- _WRITTEN INSTRUCTION_
Keep only the lines of the data below that contain "المكان", and copy them.

Stored items
--- START ---
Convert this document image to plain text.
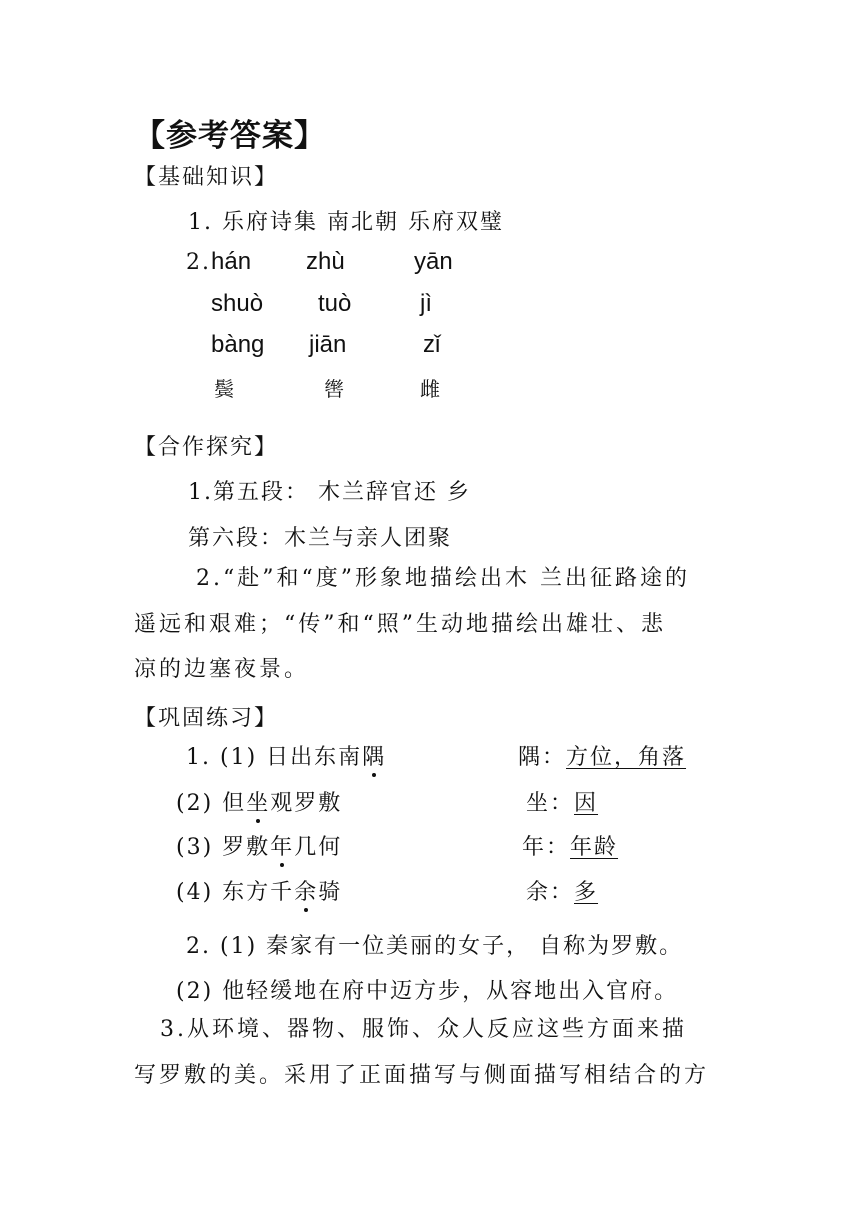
【参考答案】
【基础知识】
1. 乐府诗集 南北朝 乐府双璧
2. hán zhù	yān
shuò tuò	jì
bàng jiān	zǐ
鬓	辔	雌
【合作探究】
1.第五段： 木兰辞官还 乡
第六段：木兰与亲人团聚
2.“赴”和“度”形象地描绘出木 兰出征路途的
遥远和艰难；“传”和“照”生动地描绘出雄壮、悲
凉的边塞夜景。
【巩固练习】
1. (1) 日出东南隅	隅：方位，角落
(2) 但坐观罗敷	坐：因
(3) 罗敷年几何	年：年龄
(4) 东方千余骑	余：多
2. (1) 秦家有一位美丽的女子， 自称为罗敷。
(2) 他轻缓地在府中迈方步，从容地出入官府。
3.从环境、器物、服饰、众人反应这些方面来描
写罗敷的美。采用了正面描写与侧面描写相结合的方
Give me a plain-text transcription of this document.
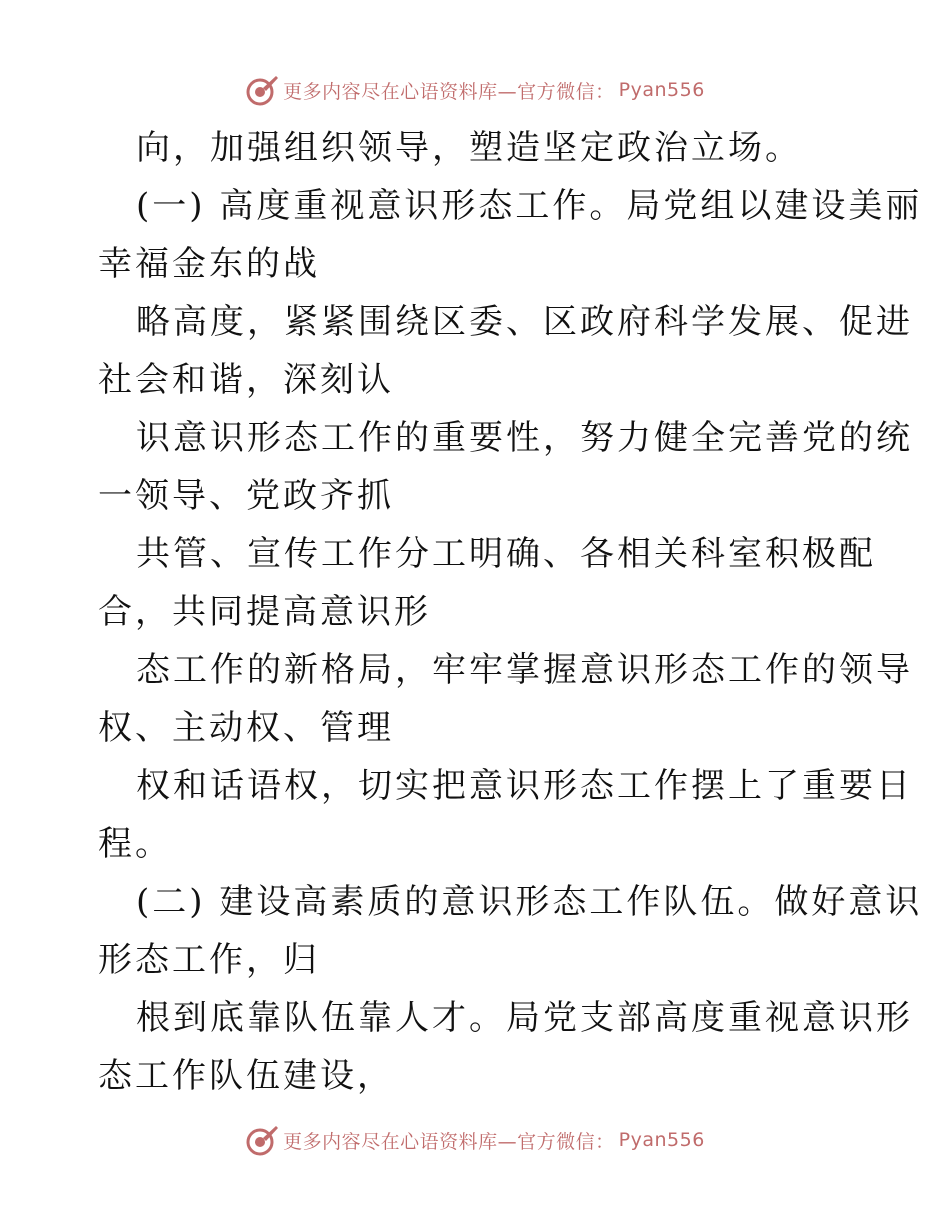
更多内容尽在心语资料库—官方微信： Pyan556
向，加强组织领导，塑造坚定政治立场。
(一) 高度重视意识形态工作。局党组以建设美丽
幸福金东的战
略高度，紧紧围绕区委、区政府科学发展、促进
社会和谐，深刻认
识意识形态工作的重要性，努力健全完善党的统
一领导、党政齐抓
共管、宣传工作分工明确、各相关科室积极配
合，共同提高意识形
态工作的新格局，牢牢掌握意识形态工作的领导
权、主动权、管理
权和话语权，切实把意识形态工作摆上了重要日
程。
(二) 建设高素质的意识形态工作队伍。做好意识
形态工作，归
根到底靠队伍靠人才。局党支部高度重视意识形
态工作队伍建设，
更多内容尽在心语资料库—官方微信： Pyan556
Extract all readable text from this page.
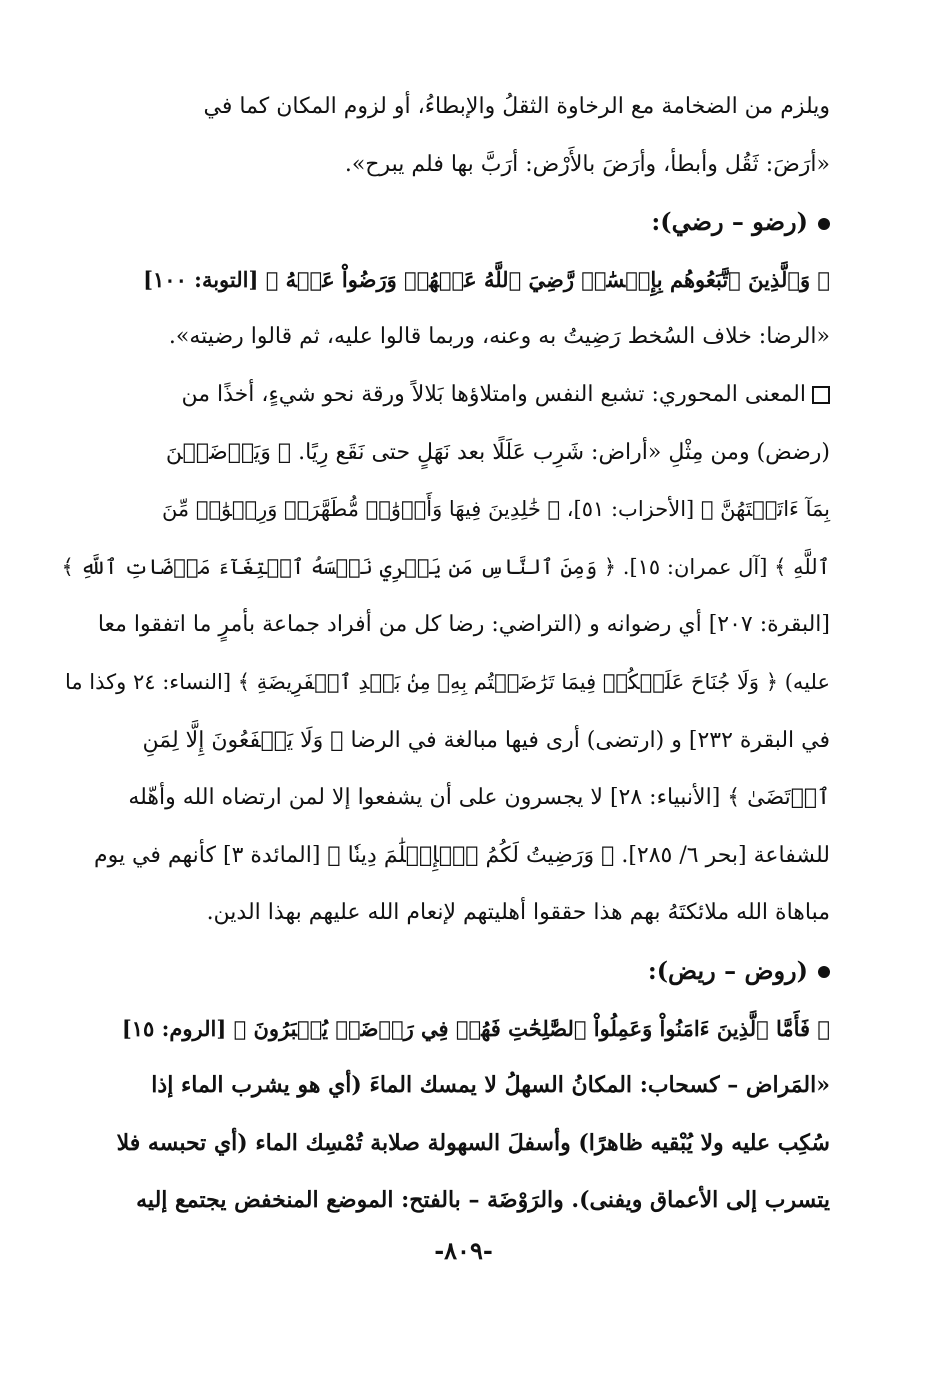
ويلزم من الضخامة مع الرخاوة الثقلُ والإبطاءُ، أو لزوم المكان كما في
«أرَضَ: ثَقُل وأبطأ، وأرَضَ بالأَرْض: أرَبَّ بها فلم يبرح».
(رضو – رضي):
﴿ وَٱلَّذِينَ ٱتَّبَعُوهُم بِإِحۡسَٰنٖ رَّضِيَ ٱللَّهُ عَنۡهُمۡ وَرَضُواْ عَنۡهُ ﴾ [التوبة: ١٠٠]
«الرضا: خلاف السُخط رَضِيتُ به وعنه، وربما قالوا عليه، ثم قالوا رضيته».
المعنى المحوري: تشبع النفس وامتلاؤها بَلالاً ورقة نحو شيءٍ، أخذًا من
(رضض) ومن مِثْلِ «أراض: شَرِب عَلَلًا بعد نَهَلٍ حتى نَقَع رِيًا. ﴿ وَيَرۡضَيۡنَ
بِمَآ ءَاتَيۡتَهُنَّ ﴾ [الأحزاب: ٥١]، ﴿ خَٰلِدِينَ فِيهَا وَأَزۡوَٰجٞ مُّطَهَّرَةٞ وَرِضۡوَٰنٞ مِّنَ
ٱللَّهِ ﴾ [آل عمران: ١٥]. ﴿ وَمِنَ ٱلنَّاسِ مَن يَشۡرِي نَفۡسَهُ ٱبۡتِغَآءَ مَرۡضَاتِ ٱللَّهِ ﴾
[البقرة: ٢٠٧] أي رضوانه و (التراضي: رضا كل من أفراد جماعة بأمرٍ ما اتفقوا معا
عليه) ﴿ وَلَا جُنَاحَ عَلَيۡكُمۡ فِيمَا تَرَٰضَيۡتُم بِهِۦ مِنۢ بَعۡدِ ٱلۡفَرِيضَةِ ﴾ [النساء: ٢٤ وكذا ما
في البقرة ٢٣٢] و (ارتضى) أرى فيها مبالغة في الرضا ﴿ وَلَا يَشۡفَعُونَ إِلَّا لِمَنِ
ٱرۡتَضَىٰ ﴾ [الأنبياء: ٢٨] لا يجسرون على أن يشفعوا إلا لمن ارتضاه الله وأهّله
للشفاعة [بحر ٦/ ٢٨٥]. ﴿ وَرَضِيتُ لَكُمُ ٱلۡإِسۡلَٰمَ دِينٗا ﴾ [المائدة ٣] كأنهم في يوم
مباهاة الله ملائكتَهُ بهم هذا حققوا أهليتهم لإنعام الله عليهم بهذا الدين.
(روض – ريض):
﴿ فَأَمَّا ٱلَّذِينَ ءَامَنُواْ وَعَمِلُواْ ٱلصَّٰلِحَٰتِ فَهُمۡ فِي رَوۡضَةٖ يُحۡبَرُونَ ﴾ [الروم: ١٥]
«المَراض – كسحاب: المكانُ السهلُ لا يمسك الماءَ (أي هو يشرب الماء إذا
سُكِب عليه ولا يُبْقيه ظاهرًا) وأسفلَ السهولة صلابة تُمْسِك الماء (أي تحبسه فلا
يتسرب إلى الأعماق ويفنى). والرَوْضَة – بالفتح: الموضع المنخفض يجتمع إليه
-٨٠٩-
--- END ---
- _WRITTEN SOLUTION_
ويلزم من الضخامة مع الرخاوة الثقلُ والإبطاءُ، أو لزوم المكان كما في
«المَراض – كسحاب: المكانُ السهلُ لا يمسك الماءَ (أي هو يشرب الماء إذا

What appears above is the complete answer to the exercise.